═══ Information supplied ═══

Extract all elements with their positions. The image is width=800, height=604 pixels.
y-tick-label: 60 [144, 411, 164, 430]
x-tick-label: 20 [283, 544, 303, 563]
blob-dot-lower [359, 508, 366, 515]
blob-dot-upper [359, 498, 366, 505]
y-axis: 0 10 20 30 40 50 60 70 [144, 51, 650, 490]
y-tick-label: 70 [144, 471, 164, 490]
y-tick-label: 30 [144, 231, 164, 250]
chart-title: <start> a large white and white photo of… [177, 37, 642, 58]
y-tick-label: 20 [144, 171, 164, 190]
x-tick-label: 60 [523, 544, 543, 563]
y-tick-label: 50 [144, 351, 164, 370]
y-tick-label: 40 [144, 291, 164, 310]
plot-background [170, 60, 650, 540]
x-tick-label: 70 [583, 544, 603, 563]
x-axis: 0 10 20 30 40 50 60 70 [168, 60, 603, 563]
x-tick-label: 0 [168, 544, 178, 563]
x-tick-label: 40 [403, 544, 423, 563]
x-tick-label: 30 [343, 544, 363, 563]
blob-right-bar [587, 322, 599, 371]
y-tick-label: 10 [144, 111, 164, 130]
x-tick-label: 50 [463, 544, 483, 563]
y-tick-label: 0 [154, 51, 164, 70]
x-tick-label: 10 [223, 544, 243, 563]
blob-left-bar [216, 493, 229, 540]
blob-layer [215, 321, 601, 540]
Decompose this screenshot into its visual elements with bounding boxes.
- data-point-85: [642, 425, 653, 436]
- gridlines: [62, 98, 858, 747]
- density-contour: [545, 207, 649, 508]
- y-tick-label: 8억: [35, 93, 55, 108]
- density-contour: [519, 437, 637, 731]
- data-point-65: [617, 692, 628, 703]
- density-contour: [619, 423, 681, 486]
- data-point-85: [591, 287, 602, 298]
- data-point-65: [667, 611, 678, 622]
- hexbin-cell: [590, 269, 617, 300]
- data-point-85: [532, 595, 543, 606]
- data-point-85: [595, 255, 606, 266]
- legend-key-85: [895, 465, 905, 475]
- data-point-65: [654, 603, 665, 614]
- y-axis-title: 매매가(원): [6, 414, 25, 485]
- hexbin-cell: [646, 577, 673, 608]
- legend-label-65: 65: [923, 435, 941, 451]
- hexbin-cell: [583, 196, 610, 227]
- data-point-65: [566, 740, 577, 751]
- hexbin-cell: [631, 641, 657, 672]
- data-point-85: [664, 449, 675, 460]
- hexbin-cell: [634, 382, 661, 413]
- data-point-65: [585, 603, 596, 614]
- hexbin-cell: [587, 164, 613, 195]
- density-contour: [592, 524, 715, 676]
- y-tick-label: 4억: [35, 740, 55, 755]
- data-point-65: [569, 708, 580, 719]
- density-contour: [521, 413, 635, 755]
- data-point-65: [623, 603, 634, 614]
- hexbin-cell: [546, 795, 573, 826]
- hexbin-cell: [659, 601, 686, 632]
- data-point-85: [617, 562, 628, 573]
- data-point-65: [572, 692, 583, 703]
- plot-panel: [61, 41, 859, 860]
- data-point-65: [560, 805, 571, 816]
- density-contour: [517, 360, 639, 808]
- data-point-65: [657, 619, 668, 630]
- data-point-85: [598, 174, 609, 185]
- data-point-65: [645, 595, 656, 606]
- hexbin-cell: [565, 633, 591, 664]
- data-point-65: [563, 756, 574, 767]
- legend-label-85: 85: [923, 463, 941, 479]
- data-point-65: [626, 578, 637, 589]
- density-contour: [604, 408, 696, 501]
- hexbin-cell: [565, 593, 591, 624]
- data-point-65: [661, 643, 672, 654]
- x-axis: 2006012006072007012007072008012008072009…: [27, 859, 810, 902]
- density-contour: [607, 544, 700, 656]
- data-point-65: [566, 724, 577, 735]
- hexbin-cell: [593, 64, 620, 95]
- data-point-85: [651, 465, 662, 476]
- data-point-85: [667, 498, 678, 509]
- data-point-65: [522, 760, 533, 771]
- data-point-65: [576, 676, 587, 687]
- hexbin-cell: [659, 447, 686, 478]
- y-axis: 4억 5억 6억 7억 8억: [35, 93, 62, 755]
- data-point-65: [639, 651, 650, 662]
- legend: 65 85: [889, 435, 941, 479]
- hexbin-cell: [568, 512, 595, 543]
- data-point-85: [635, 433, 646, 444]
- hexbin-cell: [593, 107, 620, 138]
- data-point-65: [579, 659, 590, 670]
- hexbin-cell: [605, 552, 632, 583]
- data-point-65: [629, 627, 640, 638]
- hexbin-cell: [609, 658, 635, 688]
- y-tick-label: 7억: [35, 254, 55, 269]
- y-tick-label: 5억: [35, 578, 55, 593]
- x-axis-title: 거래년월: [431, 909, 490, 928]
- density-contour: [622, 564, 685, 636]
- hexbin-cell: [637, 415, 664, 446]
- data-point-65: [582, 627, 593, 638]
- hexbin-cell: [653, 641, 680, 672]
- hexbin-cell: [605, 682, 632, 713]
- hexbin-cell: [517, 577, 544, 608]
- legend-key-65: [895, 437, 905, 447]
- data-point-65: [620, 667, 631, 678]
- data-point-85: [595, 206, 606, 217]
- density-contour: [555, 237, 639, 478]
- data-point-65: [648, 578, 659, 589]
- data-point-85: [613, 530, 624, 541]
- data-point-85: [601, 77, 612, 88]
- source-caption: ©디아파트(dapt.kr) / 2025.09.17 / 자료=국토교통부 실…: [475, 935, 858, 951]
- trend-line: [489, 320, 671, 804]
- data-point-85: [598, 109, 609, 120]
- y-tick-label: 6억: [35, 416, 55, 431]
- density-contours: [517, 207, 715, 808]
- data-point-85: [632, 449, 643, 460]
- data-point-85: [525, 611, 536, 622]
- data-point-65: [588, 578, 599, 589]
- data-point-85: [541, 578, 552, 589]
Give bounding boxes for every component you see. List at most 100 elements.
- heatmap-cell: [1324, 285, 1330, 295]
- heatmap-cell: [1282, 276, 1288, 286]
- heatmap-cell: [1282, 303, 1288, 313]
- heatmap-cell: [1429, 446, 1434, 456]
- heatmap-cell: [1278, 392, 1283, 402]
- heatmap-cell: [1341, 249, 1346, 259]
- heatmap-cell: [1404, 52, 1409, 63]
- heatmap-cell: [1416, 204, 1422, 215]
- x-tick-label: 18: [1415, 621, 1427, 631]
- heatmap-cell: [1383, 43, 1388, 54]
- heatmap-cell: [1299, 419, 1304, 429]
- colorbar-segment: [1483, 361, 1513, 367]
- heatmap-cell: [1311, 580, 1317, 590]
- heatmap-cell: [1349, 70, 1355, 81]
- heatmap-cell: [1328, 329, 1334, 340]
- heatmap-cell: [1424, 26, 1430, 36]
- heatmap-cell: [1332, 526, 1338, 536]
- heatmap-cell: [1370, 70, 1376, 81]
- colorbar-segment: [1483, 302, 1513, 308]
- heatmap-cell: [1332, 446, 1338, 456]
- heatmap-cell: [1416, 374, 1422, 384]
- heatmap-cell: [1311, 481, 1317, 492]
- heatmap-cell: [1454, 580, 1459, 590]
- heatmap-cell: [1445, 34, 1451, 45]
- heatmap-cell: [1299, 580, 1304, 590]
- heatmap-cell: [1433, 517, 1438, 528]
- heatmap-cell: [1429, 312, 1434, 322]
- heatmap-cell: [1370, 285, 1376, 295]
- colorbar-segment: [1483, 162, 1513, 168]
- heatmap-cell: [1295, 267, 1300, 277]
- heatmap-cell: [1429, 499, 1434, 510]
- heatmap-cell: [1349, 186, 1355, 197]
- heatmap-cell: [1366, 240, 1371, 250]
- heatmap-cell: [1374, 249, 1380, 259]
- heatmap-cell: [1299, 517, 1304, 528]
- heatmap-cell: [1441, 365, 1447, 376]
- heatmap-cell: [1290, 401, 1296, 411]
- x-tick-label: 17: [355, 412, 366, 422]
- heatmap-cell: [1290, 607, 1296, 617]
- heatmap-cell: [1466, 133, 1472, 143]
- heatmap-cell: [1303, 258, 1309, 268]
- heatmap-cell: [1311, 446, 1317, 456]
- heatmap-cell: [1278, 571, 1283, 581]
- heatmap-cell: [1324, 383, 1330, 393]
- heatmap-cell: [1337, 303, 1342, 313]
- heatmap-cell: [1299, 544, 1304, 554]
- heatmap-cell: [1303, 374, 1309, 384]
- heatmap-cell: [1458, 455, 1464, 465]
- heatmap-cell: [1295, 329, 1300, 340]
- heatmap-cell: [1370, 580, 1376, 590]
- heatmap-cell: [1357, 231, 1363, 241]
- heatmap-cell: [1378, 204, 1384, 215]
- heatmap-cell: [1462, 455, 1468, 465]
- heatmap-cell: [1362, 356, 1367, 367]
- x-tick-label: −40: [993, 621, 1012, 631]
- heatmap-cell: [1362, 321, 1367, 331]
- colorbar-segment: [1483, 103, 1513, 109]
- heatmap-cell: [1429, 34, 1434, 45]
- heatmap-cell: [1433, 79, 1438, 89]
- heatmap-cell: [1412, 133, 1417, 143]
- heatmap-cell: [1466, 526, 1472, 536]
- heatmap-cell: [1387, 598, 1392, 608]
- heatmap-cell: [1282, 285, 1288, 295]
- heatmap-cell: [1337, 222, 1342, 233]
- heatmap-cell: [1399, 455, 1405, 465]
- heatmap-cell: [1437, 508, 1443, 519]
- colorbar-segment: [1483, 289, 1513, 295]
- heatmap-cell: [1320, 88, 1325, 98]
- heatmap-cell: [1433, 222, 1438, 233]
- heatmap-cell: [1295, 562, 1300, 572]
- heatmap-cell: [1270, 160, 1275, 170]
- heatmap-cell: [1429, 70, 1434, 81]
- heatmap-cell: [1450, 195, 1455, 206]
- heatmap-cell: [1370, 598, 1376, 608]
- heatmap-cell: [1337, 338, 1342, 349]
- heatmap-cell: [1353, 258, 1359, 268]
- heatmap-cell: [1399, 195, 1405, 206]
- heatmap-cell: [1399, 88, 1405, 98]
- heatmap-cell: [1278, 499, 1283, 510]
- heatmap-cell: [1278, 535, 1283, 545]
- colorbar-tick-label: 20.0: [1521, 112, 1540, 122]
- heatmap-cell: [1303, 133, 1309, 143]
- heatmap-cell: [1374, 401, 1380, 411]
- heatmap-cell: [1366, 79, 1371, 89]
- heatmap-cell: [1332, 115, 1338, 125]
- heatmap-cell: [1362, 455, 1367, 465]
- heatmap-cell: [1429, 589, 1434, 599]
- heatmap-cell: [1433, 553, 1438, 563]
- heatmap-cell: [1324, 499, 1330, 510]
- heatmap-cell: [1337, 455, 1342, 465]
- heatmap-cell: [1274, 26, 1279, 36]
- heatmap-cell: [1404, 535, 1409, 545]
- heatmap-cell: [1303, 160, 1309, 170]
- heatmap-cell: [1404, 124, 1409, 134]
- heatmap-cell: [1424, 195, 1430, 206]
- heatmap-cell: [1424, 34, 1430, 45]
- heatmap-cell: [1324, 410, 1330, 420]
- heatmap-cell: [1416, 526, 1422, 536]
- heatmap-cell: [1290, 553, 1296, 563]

═══

Copy the entries from the first line up to and including the line with "blob-layer [215, 321, 601, 540]", substituting "plot-area" for "plot-background" and leaving everything else unchanged.

The result:
Extract all elements with their positions. The image is width=800, height=604 pixels.
y-tick-label: 60 [144, 411, 164, 430]
x-tick-label: 20 [283, 544, 303, 563]
blob-dot-lower [359, 508, 366, 515]
blob-dot-upper [359, 498, 366, 505]
y-axis: 0 10 20 30 40 50 60 70 [144, 51, 650, 490]
y-tick-label: 70 [144, 471, 164, 490]
y-tick-label: 30 [144, 231, 164, 250]
chart-title: <start> a large white and white photo of… [177, 37, 642, 58]
y-tick-label: 20 [144, 171, 164, 190]
x-tick-label: 60 [523, 544, 543, 563]
y-tick-label: 50 [144, 351, 164, 370]
y-tick-label: 40 [144, 291, 164, 310]
plot-area [170, 60, 650, 540]
x-tick-label: 70 [583, 544, 603, 563]
x-axis: 0 10 20 30 40 50 60 70 [168, 60, 603, 563]
x-tick-label: 0 [168, 544, 178, 563]
x-tick-label: 40 [403, 544, 423, 563]
x-tick-label: 30 [343, 544, 363, 563]
blob-right-bar [587, 322, 599, 371]
y-tick-label: 10 [144, 111, 164, 130]
x-tick-label: 50 [463, 544, 483, 563]
y-tick-label: 0 [154, 51, 164, 70]
x-tick-label: 10 [223, 544, 243, 563]
blob-left-bar [216, 493, 229, 540]
blob-layer [215, 321, 601, 540]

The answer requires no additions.